HALAMAN:
Sejak tahun lalu, makna 'sukses Ramadan' bagi saya tidak hanya tentang diri sendiri. Namun, bagaimana agar dua anak saya juga ikut berpuasa. Namanya ikut berpuasa, tentu dari adzan Subuh hingga adzan Maghrib. Bukan puasa setengah hari.
Namun, mengajak berpuasa anak kelas 2 SD dan kelas TK besar, hingga kini kelas 3 SD dan kelas 1 SD, tentu tidak mudah. Butuh perjuangan. Ada saja cerita menariknya.
Dari mulai susahnya membangunkan mereka saat makan sahur. Mengalihkan pikiran mereka ketika merengek minta 'mokel' alias membatalkan puasa karena merasa tidak kuat. Juga mengajak tidur siang agar badan mereka kuat untuk 'bertemu' adzan Maghrib.
Dan, bagian paling sulit adalah ketika jam 16.00 sore ke atas. Itulah masa-masa paling menentukan apakah puasa mereka berhasil atau tidak. Ketika rasa haus dan dahaga mereka seolah di puncak-puncaknya. Sementara Maghrib tinggal hitungan satu jam lebih beberapa menit saja.

BAHAN:
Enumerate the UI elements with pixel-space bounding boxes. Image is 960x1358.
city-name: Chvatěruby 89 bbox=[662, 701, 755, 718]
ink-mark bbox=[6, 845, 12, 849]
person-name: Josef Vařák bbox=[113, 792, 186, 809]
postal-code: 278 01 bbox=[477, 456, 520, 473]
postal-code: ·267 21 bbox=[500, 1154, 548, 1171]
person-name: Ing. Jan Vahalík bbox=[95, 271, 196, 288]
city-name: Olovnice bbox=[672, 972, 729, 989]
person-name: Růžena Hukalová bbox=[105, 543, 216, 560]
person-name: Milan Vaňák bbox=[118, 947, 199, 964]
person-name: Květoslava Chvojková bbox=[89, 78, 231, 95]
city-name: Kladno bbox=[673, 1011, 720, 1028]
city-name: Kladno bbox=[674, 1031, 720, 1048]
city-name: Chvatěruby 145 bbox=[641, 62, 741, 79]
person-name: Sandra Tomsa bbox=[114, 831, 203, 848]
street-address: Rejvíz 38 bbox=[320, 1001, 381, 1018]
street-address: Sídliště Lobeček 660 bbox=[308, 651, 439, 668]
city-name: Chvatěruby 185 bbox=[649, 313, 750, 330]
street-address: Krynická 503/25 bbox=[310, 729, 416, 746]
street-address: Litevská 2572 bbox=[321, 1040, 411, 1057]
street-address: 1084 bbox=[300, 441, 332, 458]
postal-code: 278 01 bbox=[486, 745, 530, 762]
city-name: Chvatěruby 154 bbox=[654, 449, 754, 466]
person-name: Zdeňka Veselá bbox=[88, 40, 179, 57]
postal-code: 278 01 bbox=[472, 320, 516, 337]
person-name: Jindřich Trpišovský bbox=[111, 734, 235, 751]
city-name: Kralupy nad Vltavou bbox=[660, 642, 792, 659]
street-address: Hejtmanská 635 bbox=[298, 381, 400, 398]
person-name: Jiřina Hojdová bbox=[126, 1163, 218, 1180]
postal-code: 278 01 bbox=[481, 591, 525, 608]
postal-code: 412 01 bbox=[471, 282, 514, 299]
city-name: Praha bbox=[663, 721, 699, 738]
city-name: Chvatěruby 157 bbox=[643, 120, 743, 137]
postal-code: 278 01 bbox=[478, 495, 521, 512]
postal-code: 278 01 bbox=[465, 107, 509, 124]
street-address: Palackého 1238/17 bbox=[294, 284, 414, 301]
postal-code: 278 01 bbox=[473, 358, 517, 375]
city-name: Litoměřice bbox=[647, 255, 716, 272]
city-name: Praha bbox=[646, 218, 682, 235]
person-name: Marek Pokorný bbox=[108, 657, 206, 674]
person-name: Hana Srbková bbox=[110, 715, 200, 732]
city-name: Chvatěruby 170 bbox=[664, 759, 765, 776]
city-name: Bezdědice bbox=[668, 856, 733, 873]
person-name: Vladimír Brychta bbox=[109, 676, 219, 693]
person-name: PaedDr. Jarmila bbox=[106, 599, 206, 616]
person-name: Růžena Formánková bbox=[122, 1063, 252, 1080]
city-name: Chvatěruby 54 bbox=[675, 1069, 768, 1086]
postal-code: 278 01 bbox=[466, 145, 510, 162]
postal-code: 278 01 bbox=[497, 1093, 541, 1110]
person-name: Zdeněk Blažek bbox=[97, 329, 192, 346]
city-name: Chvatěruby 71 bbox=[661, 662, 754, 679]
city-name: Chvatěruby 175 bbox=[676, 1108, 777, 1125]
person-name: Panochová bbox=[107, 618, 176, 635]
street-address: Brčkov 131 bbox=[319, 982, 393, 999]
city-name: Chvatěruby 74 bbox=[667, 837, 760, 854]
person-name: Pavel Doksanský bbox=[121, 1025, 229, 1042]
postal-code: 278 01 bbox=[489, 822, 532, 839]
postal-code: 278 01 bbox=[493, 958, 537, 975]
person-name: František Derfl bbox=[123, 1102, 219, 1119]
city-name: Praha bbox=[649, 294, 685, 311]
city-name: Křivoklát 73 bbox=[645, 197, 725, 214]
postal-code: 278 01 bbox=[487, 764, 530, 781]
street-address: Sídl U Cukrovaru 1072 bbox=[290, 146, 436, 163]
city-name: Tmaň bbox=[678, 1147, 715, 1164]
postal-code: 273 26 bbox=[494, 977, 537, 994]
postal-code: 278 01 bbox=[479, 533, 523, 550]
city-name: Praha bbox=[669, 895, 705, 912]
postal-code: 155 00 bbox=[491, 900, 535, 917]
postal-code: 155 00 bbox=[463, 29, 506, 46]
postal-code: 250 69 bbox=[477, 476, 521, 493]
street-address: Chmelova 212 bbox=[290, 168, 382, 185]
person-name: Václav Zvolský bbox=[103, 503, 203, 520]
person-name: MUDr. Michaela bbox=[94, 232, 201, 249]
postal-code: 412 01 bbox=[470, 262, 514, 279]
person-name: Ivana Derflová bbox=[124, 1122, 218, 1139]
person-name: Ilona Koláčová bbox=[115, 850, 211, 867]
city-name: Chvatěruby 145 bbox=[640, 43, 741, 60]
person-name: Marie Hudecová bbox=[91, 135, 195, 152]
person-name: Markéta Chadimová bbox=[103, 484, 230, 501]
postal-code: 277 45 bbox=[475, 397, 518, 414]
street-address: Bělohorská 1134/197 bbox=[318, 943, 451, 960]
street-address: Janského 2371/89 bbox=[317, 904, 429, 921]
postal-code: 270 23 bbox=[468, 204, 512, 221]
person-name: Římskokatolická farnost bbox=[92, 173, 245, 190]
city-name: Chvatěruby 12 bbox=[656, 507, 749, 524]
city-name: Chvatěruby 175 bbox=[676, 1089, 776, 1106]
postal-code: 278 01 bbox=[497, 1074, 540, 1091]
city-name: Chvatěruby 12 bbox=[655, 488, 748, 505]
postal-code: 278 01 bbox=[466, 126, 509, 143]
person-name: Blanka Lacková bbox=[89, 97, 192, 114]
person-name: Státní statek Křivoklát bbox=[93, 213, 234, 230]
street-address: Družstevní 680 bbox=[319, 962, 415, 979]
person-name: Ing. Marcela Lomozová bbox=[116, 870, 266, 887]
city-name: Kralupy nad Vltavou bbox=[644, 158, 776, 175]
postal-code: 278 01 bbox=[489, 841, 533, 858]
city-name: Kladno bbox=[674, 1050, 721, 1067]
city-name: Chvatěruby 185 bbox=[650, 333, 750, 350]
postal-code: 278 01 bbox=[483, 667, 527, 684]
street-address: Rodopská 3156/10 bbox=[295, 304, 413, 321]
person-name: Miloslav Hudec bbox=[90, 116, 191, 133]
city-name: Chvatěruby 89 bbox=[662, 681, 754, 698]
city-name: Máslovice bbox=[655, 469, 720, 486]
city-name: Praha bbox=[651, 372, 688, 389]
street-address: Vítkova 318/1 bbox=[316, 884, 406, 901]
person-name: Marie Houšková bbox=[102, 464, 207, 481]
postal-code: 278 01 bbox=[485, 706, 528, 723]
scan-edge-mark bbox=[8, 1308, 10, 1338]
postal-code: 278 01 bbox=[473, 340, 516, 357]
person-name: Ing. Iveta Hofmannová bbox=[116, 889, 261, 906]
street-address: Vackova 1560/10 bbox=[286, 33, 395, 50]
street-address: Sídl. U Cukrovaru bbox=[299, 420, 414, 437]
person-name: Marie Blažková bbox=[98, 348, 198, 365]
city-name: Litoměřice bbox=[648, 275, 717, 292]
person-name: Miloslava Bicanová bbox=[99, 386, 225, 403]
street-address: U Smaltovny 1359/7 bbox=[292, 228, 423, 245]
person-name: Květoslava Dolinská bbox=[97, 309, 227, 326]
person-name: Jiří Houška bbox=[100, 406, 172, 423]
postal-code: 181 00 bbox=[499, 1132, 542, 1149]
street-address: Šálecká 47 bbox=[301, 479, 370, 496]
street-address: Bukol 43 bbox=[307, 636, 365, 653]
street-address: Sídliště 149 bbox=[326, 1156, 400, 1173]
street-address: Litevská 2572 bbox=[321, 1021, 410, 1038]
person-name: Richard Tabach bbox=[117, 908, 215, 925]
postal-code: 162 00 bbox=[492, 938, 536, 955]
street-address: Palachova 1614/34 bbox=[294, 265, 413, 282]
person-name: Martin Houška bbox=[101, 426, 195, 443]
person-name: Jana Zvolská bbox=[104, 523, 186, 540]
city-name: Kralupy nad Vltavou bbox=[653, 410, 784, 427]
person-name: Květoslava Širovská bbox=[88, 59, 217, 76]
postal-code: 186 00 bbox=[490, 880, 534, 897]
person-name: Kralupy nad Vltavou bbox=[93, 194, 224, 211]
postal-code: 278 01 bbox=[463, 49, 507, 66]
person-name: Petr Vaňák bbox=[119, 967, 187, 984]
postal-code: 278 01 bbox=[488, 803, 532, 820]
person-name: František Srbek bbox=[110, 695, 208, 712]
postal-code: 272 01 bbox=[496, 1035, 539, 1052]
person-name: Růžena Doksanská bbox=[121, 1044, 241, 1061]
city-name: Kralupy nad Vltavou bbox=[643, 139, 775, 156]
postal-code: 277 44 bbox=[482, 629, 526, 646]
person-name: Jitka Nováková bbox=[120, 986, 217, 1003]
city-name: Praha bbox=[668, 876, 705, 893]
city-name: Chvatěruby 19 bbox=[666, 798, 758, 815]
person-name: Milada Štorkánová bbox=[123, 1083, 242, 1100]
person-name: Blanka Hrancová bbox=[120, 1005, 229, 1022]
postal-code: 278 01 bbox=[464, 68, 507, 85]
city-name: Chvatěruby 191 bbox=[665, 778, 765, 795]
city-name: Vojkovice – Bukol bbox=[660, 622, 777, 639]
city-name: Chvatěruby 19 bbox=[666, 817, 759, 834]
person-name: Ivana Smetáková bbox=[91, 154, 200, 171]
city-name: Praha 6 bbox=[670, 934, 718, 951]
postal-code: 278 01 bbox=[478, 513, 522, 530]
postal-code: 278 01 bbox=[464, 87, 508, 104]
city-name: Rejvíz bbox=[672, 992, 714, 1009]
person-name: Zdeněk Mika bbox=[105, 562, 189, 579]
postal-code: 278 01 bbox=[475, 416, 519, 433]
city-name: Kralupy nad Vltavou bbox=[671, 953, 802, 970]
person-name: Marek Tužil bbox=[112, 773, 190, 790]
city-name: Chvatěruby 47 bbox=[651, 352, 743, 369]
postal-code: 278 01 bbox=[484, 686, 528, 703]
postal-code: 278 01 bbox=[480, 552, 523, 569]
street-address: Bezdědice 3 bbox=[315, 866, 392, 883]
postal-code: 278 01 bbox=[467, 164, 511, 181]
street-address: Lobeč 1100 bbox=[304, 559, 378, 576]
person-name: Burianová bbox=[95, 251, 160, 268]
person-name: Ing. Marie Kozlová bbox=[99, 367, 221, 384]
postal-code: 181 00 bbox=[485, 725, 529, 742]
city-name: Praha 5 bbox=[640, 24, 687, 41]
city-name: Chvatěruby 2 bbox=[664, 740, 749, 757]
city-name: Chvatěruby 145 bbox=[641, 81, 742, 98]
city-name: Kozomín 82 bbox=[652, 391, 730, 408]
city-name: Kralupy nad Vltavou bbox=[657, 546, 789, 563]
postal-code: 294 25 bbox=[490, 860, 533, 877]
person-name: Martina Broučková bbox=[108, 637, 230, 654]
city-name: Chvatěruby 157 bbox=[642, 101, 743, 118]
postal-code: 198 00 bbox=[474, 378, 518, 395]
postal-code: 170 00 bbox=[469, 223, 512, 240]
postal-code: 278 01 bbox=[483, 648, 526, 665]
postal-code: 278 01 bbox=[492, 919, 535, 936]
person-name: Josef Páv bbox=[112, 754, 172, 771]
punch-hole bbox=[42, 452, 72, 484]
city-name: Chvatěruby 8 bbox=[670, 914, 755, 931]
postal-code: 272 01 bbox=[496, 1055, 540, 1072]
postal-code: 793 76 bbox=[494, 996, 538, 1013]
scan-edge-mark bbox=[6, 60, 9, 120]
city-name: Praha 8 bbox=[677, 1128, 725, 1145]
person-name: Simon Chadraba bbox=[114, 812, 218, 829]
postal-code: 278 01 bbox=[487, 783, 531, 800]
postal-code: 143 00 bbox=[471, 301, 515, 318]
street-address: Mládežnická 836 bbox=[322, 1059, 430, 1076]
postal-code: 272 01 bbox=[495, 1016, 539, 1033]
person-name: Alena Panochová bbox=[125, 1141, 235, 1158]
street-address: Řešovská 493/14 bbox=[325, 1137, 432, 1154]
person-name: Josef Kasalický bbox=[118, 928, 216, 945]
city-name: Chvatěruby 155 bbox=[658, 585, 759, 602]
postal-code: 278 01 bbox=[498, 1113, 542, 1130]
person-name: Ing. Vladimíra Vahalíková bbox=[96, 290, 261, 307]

TUGAS WAJIB: Menurut tulisan tentang mengajak anak berpuasa di atas, kapan bagian paling sulit saat anak berpuasa?

JAWABAN AKHIR: Bagian paling sulit adalah ketika jam 16.00 sore ke atas.